>> BEGIN

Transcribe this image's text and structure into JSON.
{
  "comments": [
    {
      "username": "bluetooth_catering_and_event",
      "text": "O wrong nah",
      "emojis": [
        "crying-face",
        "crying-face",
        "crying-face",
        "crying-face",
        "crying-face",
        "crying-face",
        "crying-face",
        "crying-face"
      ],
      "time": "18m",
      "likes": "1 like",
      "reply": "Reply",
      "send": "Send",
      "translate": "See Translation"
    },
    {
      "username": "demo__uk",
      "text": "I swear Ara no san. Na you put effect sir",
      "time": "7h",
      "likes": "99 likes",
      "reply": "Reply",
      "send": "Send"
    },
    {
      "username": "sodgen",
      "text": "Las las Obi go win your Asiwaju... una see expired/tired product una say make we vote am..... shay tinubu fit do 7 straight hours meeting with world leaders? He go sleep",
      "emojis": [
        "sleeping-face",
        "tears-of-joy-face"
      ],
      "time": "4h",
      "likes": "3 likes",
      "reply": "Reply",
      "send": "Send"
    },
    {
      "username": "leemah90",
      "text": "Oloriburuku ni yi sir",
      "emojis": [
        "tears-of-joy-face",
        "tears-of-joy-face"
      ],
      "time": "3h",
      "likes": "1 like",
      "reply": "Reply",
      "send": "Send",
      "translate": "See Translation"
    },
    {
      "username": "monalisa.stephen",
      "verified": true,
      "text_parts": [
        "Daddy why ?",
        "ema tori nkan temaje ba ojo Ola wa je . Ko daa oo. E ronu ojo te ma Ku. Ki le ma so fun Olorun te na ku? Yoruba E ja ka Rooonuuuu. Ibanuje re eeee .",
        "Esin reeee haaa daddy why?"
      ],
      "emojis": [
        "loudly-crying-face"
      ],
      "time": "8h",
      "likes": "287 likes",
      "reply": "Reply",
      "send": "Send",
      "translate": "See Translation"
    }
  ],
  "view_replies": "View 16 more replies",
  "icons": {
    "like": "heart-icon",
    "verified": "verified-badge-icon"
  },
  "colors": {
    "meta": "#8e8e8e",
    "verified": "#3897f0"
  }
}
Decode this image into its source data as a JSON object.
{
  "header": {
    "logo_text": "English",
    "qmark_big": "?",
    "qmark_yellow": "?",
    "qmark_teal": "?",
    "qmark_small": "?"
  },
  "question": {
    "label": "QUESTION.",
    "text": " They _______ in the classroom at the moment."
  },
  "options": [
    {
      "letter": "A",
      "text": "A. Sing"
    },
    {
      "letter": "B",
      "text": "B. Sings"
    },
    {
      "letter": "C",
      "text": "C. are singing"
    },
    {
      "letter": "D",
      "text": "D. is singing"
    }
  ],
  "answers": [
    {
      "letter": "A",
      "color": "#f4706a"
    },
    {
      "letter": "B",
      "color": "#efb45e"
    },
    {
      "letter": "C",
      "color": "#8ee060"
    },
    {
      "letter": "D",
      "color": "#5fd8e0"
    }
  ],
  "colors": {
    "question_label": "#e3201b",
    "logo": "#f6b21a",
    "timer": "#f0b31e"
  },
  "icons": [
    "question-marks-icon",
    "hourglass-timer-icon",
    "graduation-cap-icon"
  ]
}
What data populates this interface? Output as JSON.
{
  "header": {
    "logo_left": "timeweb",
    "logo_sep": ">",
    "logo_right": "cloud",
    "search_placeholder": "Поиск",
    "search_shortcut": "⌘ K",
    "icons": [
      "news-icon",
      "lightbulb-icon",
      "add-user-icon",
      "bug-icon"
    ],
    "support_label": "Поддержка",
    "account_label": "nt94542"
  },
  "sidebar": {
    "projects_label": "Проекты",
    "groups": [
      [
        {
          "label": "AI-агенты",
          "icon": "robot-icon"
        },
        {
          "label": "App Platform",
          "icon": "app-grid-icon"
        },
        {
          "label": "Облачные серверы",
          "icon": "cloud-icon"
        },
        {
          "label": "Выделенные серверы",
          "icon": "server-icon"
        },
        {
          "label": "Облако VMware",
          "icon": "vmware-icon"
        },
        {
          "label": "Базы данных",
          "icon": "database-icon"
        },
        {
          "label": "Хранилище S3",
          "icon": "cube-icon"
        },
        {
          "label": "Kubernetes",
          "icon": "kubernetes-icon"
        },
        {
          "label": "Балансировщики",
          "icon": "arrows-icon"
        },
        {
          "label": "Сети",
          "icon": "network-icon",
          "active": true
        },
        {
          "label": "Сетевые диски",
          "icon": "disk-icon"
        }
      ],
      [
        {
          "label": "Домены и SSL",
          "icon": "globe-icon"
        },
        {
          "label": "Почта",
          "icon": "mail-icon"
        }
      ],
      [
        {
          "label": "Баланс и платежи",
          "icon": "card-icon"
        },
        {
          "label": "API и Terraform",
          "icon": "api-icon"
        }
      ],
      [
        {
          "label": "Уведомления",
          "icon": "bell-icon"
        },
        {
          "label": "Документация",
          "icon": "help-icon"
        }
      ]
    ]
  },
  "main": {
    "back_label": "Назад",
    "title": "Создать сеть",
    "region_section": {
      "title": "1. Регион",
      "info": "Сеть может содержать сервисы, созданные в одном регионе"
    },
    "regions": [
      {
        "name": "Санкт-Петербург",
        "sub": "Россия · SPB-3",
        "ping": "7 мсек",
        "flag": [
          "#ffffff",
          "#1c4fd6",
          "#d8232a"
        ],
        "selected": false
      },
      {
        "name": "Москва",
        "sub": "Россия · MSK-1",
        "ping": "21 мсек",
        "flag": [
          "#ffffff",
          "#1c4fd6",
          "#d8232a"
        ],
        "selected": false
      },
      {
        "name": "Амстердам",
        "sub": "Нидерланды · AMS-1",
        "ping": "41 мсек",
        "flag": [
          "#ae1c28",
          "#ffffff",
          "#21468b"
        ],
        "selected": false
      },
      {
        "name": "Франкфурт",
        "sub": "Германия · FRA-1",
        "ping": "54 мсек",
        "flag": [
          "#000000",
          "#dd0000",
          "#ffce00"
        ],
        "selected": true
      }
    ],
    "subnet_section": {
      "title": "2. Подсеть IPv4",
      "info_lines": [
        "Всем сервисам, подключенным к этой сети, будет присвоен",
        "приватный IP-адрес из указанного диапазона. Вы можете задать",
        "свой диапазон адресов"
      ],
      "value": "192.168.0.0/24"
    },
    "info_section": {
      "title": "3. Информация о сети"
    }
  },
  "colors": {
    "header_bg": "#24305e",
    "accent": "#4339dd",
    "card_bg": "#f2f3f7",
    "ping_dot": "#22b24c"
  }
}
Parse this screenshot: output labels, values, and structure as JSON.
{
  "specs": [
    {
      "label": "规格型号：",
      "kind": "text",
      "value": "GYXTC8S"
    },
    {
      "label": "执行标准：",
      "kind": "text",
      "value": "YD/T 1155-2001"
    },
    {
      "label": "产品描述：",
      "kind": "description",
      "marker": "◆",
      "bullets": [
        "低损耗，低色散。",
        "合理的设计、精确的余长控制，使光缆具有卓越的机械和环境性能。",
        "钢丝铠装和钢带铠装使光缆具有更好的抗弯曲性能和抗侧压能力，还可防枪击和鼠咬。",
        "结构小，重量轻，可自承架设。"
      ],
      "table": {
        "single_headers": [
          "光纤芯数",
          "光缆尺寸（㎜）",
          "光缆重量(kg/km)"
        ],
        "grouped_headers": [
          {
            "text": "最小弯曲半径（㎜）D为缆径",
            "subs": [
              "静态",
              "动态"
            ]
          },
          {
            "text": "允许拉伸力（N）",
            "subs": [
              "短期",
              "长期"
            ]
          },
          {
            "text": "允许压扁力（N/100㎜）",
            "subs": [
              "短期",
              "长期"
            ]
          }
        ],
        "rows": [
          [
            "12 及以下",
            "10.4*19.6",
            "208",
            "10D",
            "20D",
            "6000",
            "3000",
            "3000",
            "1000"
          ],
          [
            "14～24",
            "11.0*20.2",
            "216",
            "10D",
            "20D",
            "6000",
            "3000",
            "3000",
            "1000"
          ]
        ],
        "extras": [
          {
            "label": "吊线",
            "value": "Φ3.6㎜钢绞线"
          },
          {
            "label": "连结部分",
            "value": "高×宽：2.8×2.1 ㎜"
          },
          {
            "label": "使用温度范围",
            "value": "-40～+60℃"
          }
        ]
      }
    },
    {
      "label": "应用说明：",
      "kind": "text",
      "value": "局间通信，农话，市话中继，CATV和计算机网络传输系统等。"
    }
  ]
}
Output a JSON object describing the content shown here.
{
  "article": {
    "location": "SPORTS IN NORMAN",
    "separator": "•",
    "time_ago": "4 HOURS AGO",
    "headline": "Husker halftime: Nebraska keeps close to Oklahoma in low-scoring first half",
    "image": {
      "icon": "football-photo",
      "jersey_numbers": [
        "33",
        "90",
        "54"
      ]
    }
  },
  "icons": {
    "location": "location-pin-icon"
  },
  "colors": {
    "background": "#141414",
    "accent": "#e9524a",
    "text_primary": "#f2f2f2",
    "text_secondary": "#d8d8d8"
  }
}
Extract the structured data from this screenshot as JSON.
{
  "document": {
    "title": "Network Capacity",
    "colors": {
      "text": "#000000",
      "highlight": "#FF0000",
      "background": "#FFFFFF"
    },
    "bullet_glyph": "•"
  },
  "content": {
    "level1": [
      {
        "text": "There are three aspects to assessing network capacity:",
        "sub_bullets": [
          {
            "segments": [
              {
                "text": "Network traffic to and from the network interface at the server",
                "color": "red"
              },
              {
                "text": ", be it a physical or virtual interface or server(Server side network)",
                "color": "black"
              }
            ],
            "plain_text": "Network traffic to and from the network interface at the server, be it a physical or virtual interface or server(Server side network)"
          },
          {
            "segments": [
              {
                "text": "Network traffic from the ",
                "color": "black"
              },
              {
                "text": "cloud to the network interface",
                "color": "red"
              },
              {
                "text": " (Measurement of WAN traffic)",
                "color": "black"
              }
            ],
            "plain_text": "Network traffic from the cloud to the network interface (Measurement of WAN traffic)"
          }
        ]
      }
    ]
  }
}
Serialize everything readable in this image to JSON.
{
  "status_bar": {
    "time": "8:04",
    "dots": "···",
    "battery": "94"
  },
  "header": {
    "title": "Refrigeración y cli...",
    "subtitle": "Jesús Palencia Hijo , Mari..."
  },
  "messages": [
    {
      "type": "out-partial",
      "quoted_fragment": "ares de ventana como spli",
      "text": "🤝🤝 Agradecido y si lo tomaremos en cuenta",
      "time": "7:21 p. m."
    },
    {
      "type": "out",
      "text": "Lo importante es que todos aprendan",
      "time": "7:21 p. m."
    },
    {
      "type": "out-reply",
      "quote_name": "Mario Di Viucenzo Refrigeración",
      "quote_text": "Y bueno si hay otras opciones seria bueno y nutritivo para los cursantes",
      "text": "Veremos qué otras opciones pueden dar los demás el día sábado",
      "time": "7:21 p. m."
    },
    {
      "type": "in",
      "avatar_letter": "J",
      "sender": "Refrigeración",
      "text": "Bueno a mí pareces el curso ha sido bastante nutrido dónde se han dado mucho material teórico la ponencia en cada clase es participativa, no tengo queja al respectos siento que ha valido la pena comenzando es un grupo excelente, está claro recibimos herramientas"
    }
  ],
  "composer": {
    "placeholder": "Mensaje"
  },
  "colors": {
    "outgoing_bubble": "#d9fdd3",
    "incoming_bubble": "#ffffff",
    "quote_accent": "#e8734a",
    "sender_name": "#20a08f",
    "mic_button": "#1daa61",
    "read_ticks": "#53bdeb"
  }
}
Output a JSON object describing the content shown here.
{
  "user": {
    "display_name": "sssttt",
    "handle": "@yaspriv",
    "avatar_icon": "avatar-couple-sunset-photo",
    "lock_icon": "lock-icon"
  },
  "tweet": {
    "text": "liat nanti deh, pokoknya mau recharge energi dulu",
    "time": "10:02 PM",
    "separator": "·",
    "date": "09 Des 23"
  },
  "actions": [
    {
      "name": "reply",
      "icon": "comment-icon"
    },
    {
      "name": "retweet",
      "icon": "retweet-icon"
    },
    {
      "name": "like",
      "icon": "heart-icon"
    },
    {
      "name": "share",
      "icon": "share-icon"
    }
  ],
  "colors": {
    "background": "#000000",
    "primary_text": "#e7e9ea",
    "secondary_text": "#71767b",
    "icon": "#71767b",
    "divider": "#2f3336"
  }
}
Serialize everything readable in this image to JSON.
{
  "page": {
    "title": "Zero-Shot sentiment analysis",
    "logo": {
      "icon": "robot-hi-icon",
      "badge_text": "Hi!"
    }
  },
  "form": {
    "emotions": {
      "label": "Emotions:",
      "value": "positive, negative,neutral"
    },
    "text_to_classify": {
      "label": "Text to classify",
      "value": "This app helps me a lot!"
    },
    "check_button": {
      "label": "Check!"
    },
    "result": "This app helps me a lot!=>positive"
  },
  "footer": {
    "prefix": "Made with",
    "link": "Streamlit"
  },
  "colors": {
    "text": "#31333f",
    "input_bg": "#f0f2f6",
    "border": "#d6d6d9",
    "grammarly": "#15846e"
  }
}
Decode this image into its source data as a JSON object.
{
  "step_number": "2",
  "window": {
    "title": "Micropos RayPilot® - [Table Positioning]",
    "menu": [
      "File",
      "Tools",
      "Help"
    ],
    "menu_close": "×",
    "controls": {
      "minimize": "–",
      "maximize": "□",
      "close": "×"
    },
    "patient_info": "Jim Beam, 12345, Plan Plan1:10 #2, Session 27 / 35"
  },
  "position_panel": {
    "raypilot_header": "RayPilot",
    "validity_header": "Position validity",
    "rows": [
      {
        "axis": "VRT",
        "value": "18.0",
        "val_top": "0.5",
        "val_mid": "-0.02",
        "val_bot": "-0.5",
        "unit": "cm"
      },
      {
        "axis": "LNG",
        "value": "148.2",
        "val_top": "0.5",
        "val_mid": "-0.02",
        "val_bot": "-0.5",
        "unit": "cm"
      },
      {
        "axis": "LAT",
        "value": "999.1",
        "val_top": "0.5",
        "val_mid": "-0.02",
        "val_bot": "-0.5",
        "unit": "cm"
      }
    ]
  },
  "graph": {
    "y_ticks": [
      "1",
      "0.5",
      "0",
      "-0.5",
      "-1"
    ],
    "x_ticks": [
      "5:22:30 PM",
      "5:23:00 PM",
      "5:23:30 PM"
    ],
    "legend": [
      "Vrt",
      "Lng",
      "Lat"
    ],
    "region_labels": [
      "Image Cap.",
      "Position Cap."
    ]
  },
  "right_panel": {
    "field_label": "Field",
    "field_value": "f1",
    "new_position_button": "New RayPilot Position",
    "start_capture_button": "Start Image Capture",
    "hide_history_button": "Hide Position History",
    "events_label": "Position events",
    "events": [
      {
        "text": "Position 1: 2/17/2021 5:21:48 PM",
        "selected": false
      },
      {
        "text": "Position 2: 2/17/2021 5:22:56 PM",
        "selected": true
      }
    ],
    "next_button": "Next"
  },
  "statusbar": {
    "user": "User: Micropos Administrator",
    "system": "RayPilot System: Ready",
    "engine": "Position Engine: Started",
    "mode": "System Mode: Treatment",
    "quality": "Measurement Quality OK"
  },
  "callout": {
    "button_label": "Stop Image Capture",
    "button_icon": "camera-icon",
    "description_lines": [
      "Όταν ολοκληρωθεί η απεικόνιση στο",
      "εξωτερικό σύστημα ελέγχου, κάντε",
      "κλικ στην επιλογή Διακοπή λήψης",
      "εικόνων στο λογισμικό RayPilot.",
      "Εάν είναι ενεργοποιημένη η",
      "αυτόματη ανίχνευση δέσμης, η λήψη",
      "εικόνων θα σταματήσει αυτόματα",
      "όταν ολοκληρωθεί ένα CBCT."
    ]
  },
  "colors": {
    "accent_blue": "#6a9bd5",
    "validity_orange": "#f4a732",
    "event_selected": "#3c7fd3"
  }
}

>> END

> [Exercise goal]:
Copy each line in the data that holds the word "εικόνων".

> [The solution]:
      "εικόνων στο λογισμικό RayPilot.",
      "εικόνων θα σταματήσει αυτόματα",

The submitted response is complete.